Look through the listing below and give the number of lines that hold "JSON". Say nothing more.

[Figure record listings]
◆ ◆ ◆
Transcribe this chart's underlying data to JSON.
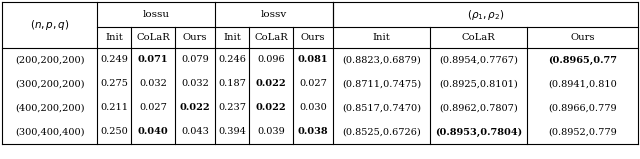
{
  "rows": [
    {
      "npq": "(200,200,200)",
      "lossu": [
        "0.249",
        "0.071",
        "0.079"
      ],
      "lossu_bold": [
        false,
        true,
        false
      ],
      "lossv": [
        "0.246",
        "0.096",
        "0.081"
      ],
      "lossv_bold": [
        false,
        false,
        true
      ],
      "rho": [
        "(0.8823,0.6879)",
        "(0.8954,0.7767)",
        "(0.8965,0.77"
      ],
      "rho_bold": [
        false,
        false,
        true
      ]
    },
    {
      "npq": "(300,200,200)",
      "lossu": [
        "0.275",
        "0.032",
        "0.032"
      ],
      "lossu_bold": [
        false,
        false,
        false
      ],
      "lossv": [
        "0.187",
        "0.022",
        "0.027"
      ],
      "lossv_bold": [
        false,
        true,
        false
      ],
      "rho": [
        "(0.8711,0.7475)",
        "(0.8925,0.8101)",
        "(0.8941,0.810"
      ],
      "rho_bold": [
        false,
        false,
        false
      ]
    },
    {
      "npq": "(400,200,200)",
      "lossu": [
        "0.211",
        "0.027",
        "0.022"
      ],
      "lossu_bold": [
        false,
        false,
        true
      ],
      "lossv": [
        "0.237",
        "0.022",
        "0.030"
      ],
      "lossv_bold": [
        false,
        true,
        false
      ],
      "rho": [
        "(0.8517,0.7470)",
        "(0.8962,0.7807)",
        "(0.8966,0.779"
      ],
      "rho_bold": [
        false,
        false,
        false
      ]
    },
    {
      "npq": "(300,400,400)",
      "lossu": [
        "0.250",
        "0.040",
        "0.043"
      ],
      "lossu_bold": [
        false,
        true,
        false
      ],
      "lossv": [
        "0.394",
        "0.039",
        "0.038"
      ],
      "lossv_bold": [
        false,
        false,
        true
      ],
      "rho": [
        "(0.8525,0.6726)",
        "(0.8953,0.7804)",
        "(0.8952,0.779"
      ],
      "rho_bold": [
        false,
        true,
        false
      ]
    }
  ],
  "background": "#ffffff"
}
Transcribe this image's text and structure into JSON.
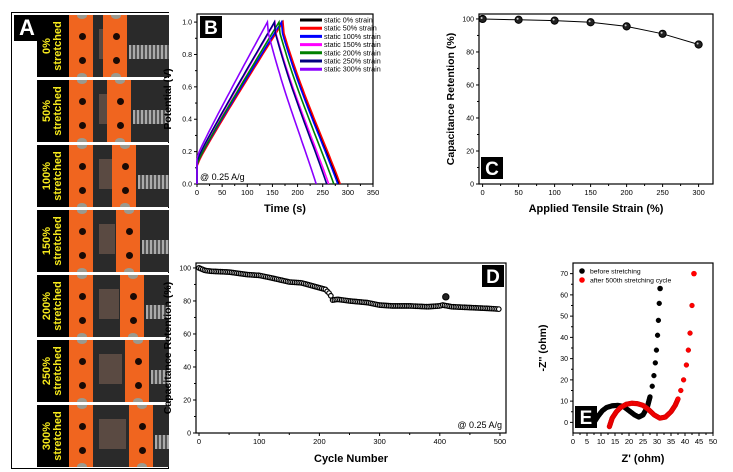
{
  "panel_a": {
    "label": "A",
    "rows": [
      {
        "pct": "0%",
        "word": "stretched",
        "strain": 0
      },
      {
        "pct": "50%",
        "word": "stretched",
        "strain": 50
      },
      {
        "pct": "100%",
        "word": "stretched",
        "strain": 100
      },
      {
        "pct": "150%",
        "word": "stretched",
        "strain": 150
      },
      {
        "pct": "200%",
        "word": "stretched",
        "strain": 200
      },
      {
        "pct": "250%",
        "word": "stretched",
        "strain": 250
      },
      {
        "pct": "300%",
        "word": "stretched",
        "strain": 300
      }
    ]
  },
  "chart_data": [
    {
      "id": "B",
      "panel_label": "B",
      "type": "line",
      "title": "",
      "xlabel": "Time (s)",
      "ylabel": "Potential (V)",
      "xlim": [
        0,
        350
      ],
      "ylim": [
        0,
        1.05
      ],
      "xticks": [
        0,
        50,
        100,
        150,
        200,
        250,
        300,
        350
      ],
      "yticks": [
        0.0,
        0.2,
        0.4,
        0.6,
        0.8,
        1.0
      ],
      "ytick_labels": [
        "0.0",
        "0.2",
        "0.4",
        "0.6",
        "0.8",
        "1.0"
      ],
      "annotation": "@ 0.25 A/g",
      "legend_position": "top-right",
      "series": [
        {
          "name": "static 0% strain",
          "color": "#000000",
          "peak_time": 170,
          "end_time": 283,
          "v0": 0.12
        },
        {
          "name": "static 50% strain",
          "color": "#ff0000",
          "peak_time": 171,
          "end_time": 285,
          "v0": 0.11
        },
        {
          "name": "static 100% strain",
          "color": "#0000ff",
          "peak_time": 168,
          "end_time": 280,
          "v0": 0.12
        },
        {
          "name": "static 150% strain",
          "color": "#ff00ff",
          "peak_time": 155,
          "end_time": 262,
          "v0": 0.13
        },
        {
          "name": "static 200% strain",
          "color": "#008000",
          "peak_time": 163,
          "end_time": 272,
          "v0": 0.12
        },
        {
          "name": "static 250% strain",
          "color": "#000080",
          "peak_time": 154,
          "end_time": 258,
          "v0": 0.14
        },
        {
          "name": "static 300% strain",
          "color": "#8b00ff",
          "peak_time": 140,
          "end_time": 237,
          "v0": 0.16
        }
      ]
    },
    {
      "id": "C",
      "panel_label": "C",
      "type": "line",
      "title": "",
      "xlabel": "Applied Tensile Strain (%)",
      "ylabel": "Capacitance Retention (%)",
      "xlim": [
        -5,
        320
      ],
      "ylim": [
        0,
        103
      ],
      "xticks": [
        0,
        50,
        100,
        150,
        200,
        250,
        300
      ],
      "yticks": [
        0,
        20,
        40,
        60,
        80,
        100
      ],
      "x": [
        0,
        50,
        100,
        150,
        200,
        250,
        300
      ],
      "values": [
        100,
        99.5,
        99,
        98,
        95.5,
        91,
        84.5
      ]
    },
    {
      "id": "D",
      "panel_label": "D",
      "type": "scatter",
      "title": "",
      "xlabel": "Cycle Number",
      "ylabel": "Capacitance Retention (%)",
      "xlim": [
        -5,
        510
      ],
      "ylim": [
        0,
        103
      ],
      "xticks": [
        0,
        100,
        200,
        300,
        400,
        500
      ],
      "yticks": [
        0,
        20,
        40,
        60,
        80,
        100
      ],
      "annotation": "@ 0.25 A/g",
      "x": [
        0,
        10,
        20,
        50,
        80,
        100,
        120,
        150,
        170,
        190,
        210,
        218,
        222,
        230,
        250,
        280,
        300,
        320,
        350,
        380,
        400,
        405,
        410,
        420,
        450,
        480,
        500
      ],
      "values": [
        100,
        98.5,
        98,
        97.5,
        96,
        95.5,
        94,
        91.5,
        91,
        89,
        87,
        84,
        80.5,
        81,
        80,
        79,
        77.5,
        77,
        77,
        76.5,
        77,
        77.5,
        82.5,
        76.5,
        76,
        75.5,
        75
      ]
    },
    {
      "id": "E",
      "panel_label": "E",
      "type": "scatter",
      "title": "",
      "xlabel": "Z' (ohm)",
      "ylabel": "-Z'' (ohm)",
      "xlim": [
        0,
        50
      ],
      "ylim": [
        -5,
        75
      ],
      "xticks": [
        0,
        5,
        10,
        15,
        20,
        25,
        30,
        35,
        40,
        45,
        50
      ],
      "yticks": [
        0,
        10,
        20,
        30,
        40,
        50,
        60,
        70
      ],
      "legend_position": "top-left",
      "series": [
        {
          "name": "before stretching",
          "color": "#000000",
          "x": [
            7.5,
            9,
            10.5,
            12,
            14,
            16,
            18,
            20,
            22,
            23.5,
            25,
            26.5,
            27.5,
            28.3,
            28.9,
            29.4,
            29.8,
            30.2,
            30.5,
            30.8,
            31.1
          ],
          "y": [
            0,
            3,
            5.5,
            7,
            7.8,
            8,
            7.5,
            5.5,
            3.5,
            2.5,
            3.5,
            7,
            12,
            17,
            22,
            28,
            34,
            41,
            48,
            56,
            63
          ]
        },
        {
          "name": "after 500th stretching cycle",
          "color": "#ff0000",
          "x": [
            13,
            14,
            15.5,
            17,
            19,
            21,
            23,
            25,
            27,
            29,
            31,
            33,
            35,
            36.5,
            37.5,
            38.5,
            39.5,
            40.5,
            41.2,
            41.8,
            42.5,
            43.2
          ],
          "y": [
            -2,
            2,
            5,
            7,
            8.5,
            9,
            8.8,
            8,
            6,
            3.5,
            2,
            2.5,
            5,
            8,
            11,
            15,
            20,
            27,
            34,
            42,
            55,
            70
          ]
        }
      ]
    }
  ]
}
◆ ◆ ◆
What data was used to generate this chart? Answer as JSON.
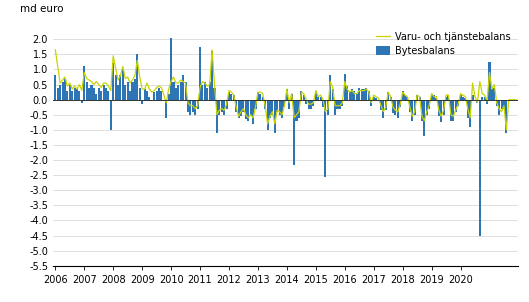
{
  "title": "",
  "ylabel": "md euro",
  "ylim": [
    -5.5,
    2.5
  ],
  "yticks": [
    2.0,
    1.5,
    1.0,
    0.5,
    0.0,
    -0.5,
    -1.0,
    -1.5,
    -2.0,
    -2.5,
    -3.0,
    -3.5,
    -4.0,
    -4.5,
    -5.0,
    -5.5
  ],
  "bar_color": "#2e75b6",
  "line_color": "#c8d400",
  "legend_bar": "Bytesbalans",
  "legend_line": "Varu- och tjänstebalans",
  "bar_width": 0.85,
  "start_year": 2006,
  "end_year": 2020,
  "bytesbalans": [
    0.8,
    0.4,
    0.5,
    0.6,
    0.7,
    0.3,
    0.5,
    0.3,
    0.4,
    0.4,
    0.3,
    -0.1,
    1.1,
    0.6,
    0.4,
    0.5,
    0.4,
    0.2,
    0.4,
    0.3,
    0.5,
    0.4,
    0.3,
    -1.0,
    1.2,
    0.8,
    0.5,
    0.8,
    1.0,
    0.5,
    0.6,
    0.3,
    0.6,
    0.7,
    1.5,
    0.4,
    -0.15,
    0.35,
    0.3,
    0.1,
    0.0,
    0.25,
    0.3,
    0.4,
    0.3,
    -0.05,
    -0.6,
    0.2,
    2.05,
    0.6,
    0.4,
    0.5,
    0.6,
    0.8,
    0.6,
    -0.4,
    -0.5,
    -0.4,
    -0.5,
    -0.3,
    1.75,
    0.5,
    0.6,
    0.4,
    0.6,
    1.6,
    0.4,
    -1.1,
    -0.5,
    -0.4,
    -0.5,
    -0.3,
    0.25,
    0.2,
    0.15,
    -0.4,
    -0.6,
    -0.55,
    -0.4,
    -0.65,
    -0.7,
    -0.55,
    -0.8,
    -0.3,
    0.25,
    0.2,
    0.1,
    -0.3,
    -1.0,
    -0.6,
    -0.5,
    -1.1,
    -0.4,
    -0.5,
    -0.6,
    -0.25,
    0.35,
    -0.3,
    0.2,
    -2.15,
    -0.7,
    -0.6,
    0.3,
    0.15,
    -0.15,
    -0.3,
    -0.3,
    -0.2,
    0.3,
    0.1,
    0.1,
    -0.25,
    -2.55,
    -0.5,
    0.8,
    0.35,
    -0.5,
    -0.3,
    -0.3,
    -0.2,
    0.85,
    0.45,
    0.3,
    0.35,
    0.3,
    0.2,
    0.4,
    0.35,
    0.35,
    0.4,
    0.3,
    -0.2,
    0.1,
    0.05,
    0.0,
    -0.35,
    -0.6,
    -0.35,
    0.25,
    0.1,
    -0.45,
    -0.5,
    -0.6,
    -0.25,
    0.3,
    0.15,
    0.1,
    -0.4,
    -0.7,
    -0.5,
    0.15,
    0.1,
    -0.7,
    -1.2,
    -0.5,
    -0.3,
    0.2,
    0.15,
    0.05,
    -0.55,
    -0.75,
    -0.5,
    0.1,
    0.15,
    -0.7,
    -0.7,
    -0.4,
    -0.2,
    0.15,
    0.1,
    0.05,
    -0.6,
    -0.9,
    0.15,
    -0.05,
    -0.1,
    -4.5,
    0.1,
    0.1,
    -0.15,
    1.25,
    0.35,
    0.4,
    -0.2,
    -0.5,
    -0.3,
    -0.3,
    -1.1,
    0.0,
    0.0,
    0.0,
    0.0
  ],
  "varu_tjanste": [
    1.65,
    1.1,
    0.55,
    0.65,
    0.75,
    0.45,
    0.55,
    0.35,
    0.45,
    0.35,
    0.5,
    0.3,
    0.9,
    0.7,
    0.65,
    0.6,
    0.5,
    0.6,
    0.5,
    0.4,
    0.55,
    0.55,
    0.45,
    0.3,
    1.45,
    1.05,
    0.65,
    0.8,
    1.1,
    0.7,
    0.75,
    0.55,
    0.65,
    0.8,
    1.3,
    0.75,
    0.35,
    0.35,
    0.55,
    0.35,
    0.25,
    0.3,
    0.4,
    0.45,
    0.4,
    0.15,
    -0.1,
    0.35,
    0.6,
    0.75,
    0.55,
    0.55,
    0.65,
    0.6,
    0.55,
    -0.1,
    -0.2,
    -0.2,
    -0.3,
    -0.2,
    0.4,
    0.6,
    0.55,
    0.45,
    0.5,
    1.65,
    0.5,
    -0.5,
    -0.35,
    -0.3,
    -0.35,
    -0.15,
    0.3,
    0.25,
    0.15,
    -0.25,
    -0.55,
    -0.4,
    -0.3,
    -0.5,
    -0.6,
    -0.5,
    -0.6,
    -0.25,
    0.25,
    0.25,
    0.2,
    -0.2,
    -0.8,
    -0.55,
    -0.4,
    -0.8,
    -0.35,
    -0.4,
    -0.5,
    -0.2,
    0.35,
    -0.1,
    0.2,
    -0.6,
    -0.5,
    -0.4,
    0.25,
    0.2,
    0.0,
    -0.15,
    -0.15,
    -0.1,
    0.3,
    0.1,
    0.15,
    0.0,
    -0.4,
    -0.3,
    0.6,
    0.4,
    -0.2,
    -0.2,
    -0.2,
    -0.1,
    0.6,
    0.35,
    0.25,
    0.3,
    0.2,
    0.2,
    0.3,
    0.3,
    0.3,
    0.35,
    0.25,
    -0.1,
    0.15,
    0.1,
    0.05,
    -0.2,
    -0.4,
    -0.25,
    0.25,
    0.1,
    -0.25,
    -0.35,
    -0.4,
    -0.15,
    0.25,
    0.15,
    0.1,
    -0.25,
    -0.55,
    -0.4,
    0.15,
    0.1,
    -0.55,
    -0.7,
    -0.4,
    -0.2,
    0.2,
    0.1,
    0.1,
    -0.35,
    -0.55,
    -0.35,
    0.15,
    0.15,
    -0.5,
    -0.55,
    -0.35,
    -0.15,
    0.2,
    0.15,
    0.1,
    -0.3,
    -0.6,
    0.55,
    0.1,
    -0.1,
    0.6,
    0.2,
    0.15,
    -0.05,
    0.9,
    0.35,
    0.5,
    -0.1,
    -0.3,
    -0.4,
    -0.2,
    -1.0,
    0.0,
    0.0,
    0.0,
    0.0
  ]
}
◆ ◆ ◆
### RESPONSE TO THE TASK
3